--- start ---

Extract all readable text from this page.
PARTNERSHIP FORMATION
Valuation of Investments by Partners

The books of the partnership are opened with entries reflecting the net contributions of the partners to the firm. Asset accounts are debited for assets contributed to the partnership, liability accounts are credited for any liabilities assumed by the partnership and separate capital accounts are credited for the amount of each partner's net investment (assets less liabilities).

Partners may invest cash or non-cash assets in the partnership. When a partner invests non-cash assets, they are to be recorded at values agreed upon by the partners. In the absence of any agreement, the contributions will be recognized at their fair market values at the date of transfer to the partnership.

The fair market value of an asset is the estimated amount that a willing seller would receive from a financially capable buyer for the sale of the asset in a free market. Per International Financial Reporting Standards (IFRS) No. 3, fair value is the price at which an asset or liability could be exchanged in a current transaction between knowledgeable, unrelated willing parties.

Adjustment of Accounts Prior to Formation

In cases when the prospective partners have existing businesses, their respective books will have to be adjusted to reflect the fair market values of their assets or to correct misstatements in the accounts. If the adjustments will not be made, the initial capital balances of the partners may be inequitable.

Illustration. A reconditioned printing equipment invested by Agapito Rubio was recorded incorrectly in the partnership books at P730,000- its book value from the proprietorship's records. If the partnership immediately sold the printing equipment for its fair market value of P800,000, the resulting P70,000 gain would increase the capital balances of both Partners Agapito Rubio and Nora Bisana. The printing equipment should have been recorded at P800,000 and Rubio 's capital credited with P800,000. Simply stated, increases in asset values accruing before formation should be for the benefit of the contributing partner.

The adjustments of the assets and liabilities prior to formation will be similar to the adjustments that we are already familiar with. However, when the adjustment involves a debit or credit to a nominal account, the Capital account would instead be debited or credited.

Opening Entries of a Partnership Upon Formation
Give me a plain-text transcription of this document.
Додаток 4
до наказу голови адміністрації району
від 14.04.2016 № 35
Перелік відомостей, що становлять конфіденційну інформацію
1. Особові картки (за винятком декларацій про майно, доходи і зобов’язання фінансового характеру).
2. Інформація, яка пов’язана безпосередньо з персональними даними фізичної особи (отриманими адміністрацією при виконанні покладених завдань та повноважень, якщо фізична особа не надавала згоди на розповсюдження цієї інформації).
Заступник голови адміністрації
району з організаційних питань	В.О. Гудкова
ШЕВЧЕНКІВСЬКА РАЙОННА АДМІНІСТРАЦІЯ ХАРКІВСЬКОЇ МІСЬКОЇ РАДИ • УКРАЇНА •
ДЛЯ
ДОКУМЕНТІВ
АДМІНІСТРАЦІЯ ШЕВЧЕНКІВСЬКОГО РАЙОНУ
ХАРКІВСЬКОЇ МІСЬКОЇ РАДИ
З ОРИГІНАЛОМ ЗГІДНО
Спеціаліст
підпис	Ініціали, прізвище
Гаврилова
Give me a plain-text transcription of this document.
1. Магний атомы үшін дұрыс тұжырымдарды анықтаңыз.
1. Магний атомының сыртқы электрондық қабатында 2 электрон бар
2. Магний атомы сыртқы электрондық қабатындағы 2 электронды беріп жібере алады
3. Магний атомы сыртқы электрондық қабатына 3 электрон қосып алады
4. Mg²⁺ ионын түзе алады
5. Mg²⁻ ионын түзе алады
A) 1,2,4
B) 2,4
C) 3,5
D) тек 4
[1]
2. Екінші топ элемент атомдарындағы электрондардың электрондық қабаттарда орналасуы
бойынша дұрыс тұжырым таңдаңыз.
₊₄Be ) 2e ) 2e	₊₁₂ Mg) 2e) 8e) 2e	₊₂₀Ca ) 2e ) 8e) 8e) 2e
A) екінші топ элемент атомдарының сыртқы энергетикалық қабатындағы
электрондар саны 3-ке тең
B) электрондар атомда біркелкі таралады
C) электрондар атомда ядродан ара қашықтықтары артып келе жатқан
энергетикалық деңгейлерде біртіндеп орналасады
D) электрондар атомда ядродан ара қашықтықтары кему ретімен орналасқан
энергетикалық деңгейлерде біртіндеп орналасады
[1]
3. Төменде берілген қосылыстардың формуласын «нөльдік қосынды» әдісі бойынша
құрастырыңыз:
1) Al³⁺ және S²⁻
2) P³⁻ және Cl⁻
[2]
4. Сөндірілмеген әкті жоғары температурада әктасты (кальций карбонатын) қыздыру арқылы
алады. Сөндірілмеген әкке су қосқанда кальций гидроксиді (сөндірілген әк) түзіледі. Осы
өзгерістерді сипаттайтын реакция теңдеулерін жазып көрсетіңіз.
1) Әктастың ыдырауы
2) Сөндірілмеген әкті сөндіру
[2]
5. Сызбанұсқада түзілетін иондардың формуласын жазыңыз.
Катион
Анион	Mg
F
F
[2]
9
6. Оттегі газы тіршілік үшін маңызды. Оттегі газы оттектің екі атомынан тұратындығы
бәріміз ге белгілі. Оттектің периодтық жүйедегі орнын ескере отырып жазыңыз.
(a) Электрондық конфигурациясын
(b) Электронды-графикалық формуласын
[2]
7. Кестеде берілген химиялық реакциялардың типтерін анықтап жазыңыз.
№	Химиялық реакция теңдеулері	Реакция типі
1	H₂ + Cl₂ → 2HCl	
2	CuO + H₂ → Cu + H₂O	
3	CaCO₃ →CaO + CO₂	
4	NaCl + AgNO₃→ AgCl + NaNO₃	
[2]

--- end ---

■ Written exercise ■
Repeat the records above exactly, leaving none out.

■ Task result ■
Extract all readable text from this page.
PARTNERSHIP FORMATION
Valuation of Investments by Partners

The books of the partnership are opened with entries reflecting the net contributions of the partners to the firm. Asset accounts are debited for assets contributed to the partnership, liability accounts are credited for any liabilities assumed by the partnership and separate capital accounts are credited for the amount of each partner's net investment (assets less liabilities).

Partners may invest cash or non-cash assets in the partnership. When a partner invests non-cash assets, they are to be recorded at values agreed upon by the partners. In the absence of any agreement, the contributions will be recognized at their fair market values at the date of transfer to the partnership.

The fair market value of an asset is the estimated amount that a willing seller would receive from a financially capable buyer for the sale of the asset in a free market. Per International Financial Reporting Standards (IFRS) No. 3, fair value is the price at which an asset or liability could be exchanged in a current transaction between knowledgeable, unrelated willing parties.

Adjustment of Accounts Prior to Formation

In cases when the prospective partners have existing businesses, their respective books will have to be adjusted to reflect the fair market values of their assets or to correct misstatements in the accounts. If the adjustments will not be made, the initial capital balances of the partners may be inequitable.

Illustration. A reconditioned printing equipment invested by Agapito Rubio was recorded incorrectly in the partnership books at P730,000- its book value from the proprietorship's records. If the partnership immediately sold the printing equipment for its fair market value of P800,000, the resulting P70,000 gain would increase the capital balances of both Partners Agapito Rubio and Nora Bisana. The printing equipment should have been recorded at P800,000 and Rubio 's capital credited with P800,000. Simply stated, increases in asset values accruing before formation should be for the benefit of the contributing partner.

The adjustments of the assets and liabilities prior to formation will be similar to the adjustments that we are already familiar with. However, when the adjustment involves a debit or credit to a nominal account, the Capital account would instead be debited or credited.

Opening Entries of a Partnership Upon Formation
Give me a plain-text transcription of this document.
Додаток 4
до наказу голови адміністрації району
від 14.04.2016 № 35
Перелік відомостей, що становлять конфіденційну інформацію
1. Особові картки (за винятком декларацій про майно, доходи і зобов’язання фінансового характеру).
2. Інформація, яка пов’язана безпосередньо з персональними даними фізичної особи (отриманими адміністрацією при виконанні покладених завдань та повноважень, якщо фізична особа не надавала згоди на розповсюдження цієї інформації).
Заступник голови адміністрації
району з організаційних питань	В.О. Гудкова
ШЕВЧЕНКІВСЬКА РАЙОННА АДМІНІСТРАЦІЯ ХАРКІВСЬКОЇ МІСЬКОЇ РАДИ • УКРАЇНА •
ДЛЯ
ДОКУМЕНТІВ
АДМІНІСТРАЦІЯ ШЕВЧЕНКІВСЬКОГО РАЙОНУ
ХАРКІВСЬКОЇ МІСЬКОЇ РАДИ
З ОРИГІНАЛОМ ЗГІДНО
Спеціаліст
підпис	Ініціали, прізвище
Гаврилова
Give me a plain-text transcription of this document.
1. Магний атомы үшін дұрыс тұжырымдарды анықтаңыз.
1. Магний атомының сыртқы электрондық қабатында 2 электрон бар
2. Магний атомы сыртқы электрондық қабатындағы 2 электронды беріп жібере алады
3. Магний атомы сыртқы электрондық қабатына 3 электрон қосып алады
4. Mg²⁺ ионын түзе алады
5. Mg²⁻ ионын түзе алады
A) 1,2,4
B) 2,4
C) 3,5
D) тек 4
[1]
2. Екінші топ элемент атомдарындағы электрондардың электрондық қабаттарда орналасуы
бойынша дұрыс тұжырым таңдаңыз.
₊₄Be ) 2e ) 2e	₊₁₂ Mg) 2e) 8e) 2e	₊₂₀Ca ) 2e ) 8e) 8e) 2e
A) екінші топ элемент атомдарының сыртқы энергетикалық қабатындағы
электрондар саны 3-ке тең
B) электрондар атомда біркелкі таралады
C) электрондар атомда ядродан ара қашықтықтары артып келе жатқан
энергетикалық деңгейлерде біртіндеп орналасады
D) электрондар атомда ядродан ара қашықтықтары кему ретімен орналасқан
энергетикалық деңгейлерде біртіндеп орналасады
[1]
3. Төменде берілген қосылыстардың формуласын «нөльдік қосынды» әдісі бойынша
құрастырыңыз:
1) Al³⁺ және S²⁻
2) P³⁻ және Cl⁻
[2]
4. Сөндірілмеген әкті жоғары температурада әктасты (кальций карбонатын) қыздыру арқылы
алады. Сөндірілмеген әкке су қосқанда кальций гидроксиді (сөндірілген әк) түзіледі. Осы
өзгерістерді сипаттайтын реакция теңдеулерін жазып көрсетіңіз.
1) Әктастың ыдырауы
2) Сөндірілмеген әкті сөндіру
[2]
5. Сызбанұсқада түзілетін иондардың формуласын жазыңыз.
Катион
Анион	Mg
F
F
[2]
9
6. Оттегі газы тіршілік үшін маңызды. Оттегі газы оттектің екі атомынан тұратындығы
бәріміз ге белгілі. Оттектің периодтық жүйедегі орнын ескере отырып жазыңыз.
(a) Электрондық конфигурациясын
(b) Электронды-графикалық формуласын
[2]
7. Кестеде берілген химиялық реакциялардың типтерін анықтап жазыңыз.
№	Химиялық реакция теңдеулері	Реакция типі
1	H₂ + Cl₂ → 2HCl	
2	CuO + H₂ → Cu + H₂O	
3	CaCO₃ →CaO + CO₂	
4	NaCl + AgNO₃→ AgCl + NaNO₃	
[2]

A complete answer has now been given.